In the copy, include every entry exactly but none of the images.

(Records excerpted from a collection)
══════

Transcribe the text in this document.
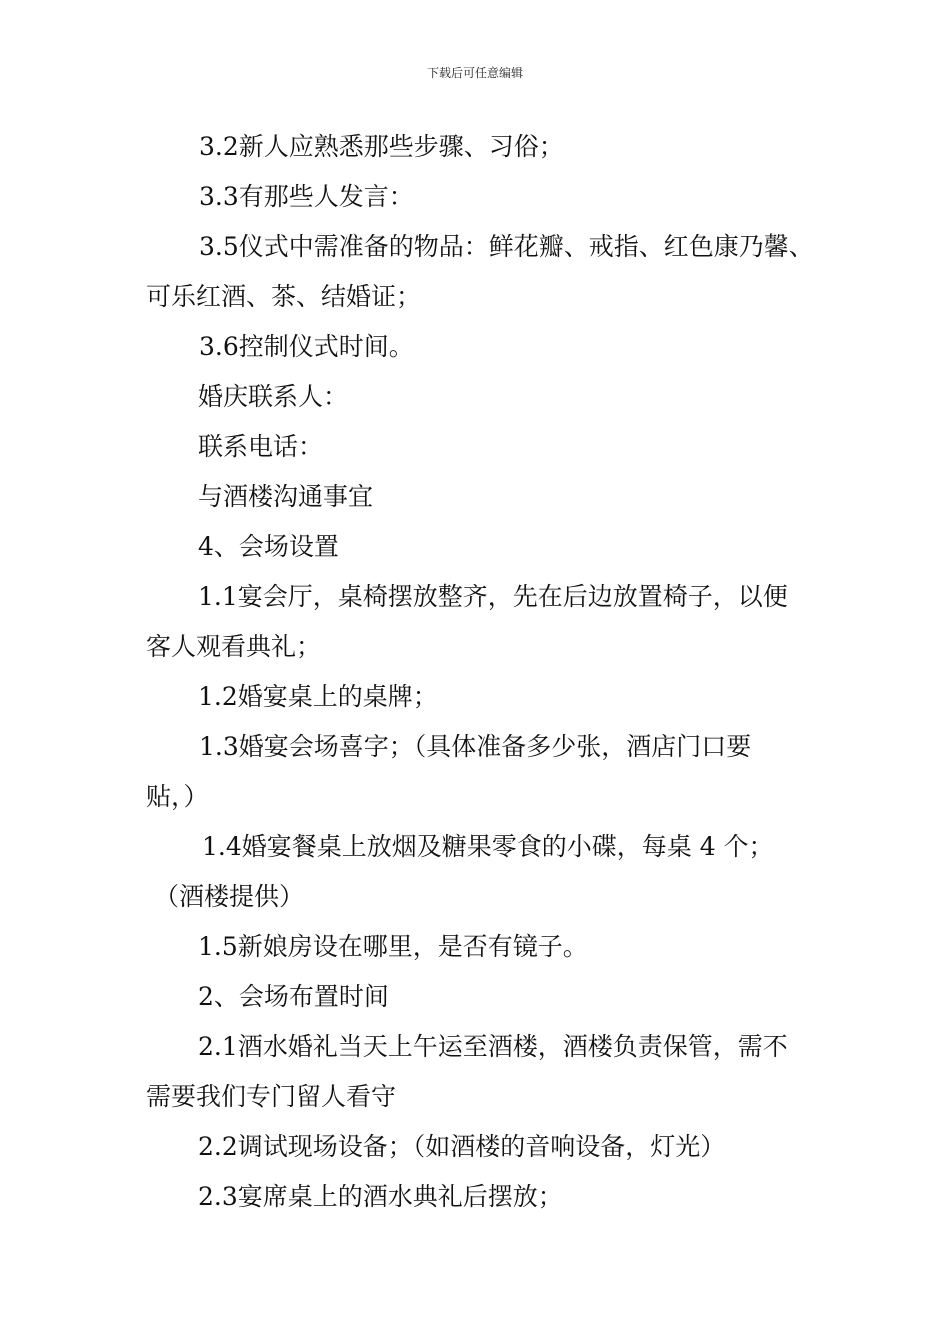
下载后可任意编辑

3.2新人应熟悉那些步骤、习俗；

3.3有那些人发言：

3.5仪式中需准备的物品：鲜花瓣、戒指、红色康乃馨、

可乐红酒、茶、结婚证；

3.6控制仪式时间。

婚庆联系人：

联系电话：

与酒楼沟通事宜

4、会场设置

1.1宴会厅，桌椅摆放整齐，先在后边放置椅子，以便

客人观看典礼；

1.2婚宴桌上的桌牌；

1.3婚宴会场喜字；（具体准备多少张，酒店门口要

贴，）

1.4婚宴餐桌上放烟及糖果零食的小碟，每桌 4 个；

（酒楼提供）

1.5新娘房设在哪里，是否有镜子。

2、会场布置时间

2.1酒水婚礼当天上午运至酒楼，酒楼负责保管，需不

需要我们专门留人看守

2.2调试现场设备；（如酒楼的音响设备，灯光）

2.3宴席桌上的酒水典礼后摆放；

══════

Result of the task:
Transcribe the text in this document.
下载后可任意编辑

3.2新人应熟悉那些步骤、习俗；

3.3有那些人发言：

3.5仪式中需准备的物品：鲜花瓣、戒指、红色康乃馨、

可乐红酒、茶、结婚证；

3.6控制仪式时间。

婚庆联系人：

联系电话：

与酒楼沟通事宜

4、会场设置

1.1宴会厅，桌椅摆放整齐，先在后边放置椅子，以便

客人观看典礼；

1.2婚宴桌上的桌牌；

1.3婚宴会场喜字；（具体准备多少张，酒店门口要

贴，）

1.4婚宴餐桌上放烟及糖果零食的小碟，每桌 4 个；

（酒楼提供）

1.5新娘房设在哪里，是否有镜子。

2、会场布置时间

2.1酒水婚礼当天上午运至酒楼，酒楼负责保管，需不

需要我们专门留人看守

2.2调试现场设备；（如酒楼的音响设备，灯光）

2.3宴席桌上的酒水典礼后摆放；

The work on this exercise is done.